= PROMPT =
Copy out each line below that has the word "amplius" in it.

= THE DATA =
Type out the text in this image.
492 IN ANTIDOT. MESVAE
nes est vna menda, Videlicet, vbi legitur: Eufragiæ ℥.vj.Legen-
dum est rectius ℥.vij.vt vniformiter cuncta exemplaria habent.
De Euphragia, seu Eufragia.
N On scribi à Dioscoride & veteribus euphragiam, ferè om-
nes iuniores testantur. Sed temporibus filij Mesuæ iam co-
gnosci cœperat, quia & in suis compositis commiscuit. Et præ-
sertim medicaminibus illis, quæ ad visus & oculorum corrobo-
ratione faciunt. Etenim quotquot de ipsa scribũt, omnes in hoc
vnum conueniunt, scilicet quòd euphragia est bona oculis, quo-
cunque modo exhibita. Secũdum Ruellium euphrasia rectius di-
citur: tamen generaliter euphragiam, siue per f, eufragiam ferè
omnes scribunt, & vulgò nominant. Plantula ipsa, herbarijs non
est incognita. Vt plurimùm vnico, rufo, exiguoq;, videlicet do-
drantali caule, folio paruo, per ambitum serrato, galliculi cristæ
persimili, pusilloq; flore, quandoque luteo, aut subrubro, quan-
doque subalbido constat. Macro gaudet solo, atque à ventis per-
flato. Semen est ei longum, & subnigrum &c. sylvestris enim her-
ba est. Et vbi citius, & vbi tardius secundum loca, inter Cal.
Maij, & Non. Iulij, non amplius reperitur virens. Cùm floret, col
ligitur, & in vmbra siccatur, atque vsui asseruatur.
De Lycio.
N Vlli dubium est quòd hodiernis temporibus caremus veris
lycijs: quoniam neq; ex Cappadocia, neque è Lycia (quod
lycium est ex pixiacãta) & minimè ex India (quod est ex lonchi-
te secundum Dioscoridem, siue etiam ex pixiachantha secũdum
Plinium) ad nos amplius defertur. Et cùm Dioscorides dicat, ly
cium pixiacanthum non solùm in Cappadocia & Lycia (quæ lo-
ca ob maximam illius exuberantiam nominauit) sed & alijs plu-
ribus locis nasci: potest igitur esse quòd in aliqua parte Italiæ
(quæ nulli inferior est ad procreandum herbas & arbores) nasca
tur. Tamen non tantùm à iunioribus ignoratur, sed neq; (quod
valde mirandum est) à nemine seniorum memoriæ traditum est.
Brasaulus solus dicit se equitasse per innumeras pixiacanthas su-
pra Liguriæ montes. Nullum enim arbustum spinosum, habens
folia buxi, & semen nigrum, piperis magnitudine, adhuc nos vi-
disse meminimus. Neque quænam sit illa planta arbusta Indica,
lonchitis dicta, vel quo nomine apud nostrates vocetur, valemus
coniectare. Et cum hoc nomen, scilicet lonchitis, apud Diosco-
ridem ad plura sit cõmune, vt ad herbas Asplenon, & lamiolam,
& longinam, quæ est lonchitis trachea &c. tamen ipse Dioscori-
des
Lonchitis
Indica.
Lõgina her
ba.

= RIGHT ANSWER =
Maij, & Non. Iulij, non amplius reperitur virens. Cùm floret, col
Plinium) ad nos amplius defertur. Et cùm Dioscorides dicat, ly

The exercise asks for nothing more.